Written problem:
Return each line holding the string "JSON".

Task material:
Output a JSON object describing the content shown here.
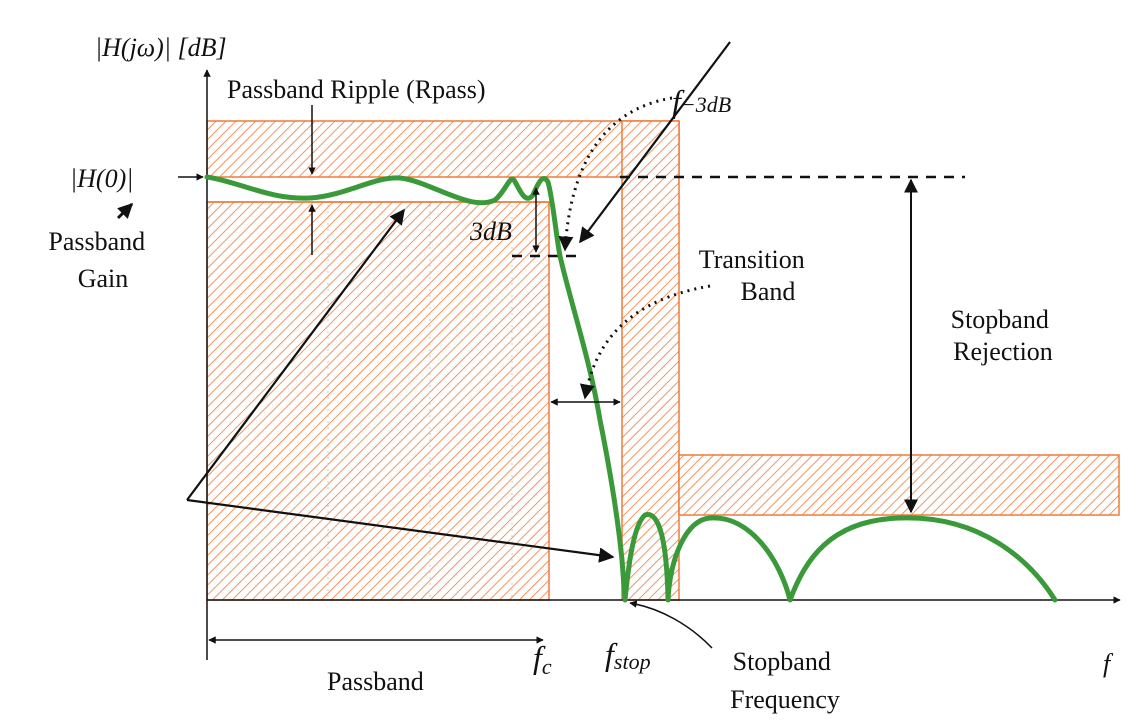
{
  "diagram": {
    "y_axis_label": "|H(jω)| [dB]",
    "x_axis_label": "f",
    "h0_label": "|H(0)|",
    "passband_gain": [
      "Passband",
      "Gain"
    ],
    "passband_ripple": "Passband Ripple (Rpass)",
    "f3db": {
      "f": "f",
      "sub": "−3dB"
    },
    "three_db": "3dB",
    "transition_band": [
      "Transition",
      "Band"
    ],
    "stopband_rejection": [
      "Stopband",
      "Rejection"
    ],
    "passband": "Passband",
    "fc": {
      "f": "f",
      "sub": "c"
    },
    "fstop": {
      "f": "f",
      "sub": "stop"
    },
    "stopband_frequency": [
      "Stopband",
      "Frequency"
    ]
  },
  "colors": {
    "hatch": "#f07a3a",
    "response_curve": "#3a9a3a",
    "ink": "#111111"
  }
}
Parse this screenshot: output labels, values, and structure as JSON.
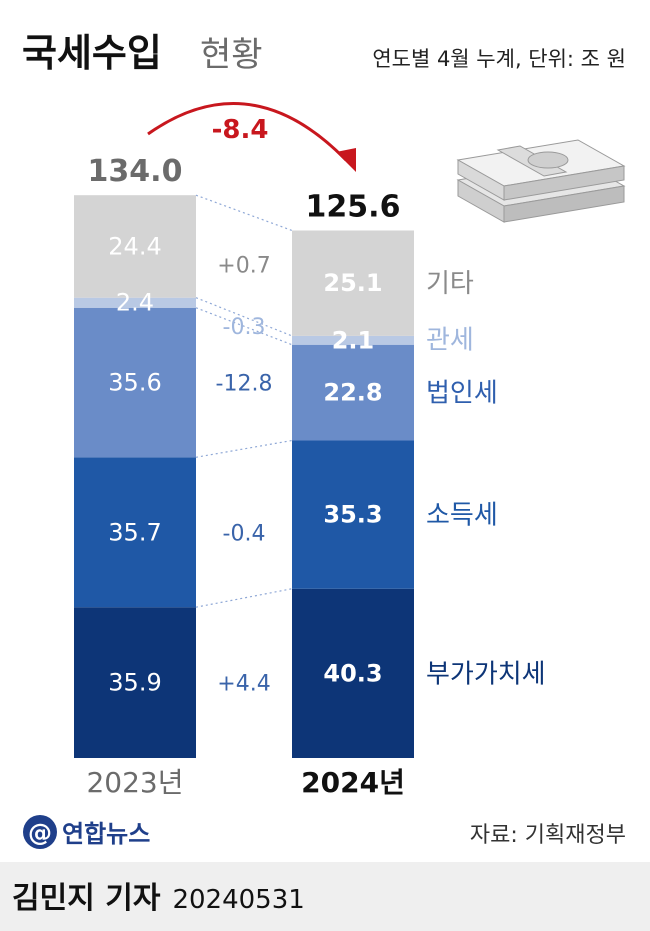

Task response:
Output a JSON object describing the content shown here.
Parse this screenshot: output labels, values, and structure as JSON.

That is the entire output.